**MATERIAL PROVIDED**
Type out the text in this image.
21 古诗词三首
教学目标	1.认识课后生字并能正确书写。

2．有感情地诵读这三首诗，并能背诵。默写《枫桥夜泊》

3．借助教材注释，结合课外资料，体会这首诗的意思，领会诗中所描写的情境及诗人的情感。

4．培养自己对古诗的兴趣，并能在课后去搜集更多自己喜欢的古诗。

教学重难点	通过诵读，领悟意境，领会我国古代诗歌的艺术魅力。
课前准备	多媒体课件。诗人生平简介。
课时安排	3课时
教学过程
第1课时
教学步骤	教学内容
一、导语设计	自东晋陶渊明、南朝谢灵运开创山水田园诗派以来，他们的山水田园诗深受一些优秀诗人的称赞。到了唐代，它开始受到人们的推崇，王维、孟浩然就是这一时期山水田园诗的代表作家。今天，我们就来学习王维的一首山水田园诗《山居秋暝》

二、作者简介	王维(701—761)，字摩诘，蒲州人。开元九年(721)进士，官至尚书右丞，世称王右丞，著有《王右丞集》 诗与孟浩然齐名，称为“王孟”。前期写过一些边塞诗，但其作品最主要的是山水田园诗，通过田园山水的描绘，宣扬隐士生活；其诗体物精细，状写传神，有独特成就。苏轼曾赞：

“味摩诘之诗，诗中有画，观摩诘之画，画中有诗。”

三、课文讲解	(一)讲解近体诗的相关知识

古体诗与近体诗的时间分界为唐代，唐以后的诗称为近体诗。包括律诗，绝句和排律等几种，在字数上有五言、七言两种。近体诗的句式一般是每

**REQUIRED TASK**
Extract all of the data shown above without alteration.

**RESPONSE TO THE EXERCISE**
Type out the text in this image.
21 古诗词三首
教学目标	1.认识课后生字并能正确书写。

2．有感情地诵读这三首诗，并能背诵。默写《枫桥夜泊》

3．借助教材注释，结合课外资料，体会这首诗的意思，领会诗中所描写的情境及诗人的情感。

4．培养自己对古诗的兴趣，并能在课后去搜集更多自己喜欢的古诗。

教学重难点	通过诵读，领悟意境，领会我国古代诗歌的艺术魅力。
课前准备	多媒体课件。诗人生平简介。
课时安排	3课时
教学过程
第1课时
教学步骤	教学内容
一、导语设计	自东晋陶渊明、南朝谢灵运开创山水田园诗派以来，他们的山水田园诗深受一些优秀诗人的称赞。到了唐代，它开始受到人们的推崇，王维、孟浩然就是这一时期山水田园诗的代表作家。今天，我们就来学习王维的一首山水田园诗《山居秋暝》

二、作者简介	王维(701—761)，字摩诘，蒲州人。开元九年(721)进士，官至尚书右丞，世称王右丞，著有《王右丞集》 诗与孟浩然齐名，称为“王孟”。前期写过一些边塞诗，但其作品最主要的是山水田园诗，通过田园山水的描绘，宣扬隐士生活；其诗体物精细，状写传神，有独特成就。苏轼曾赞：

“味摩诘之诗，诗中有画，观摩诘之画，画中有诗。”

三、课文讲解	(一)讲解近体诗的相关知识

古体诗与近体诗的时间分界为唐代，唐以后的诗称为近体诗。包括律诗，绝句和排律等几种，在字数上有五言、七言两种。近体诗的句式一般是每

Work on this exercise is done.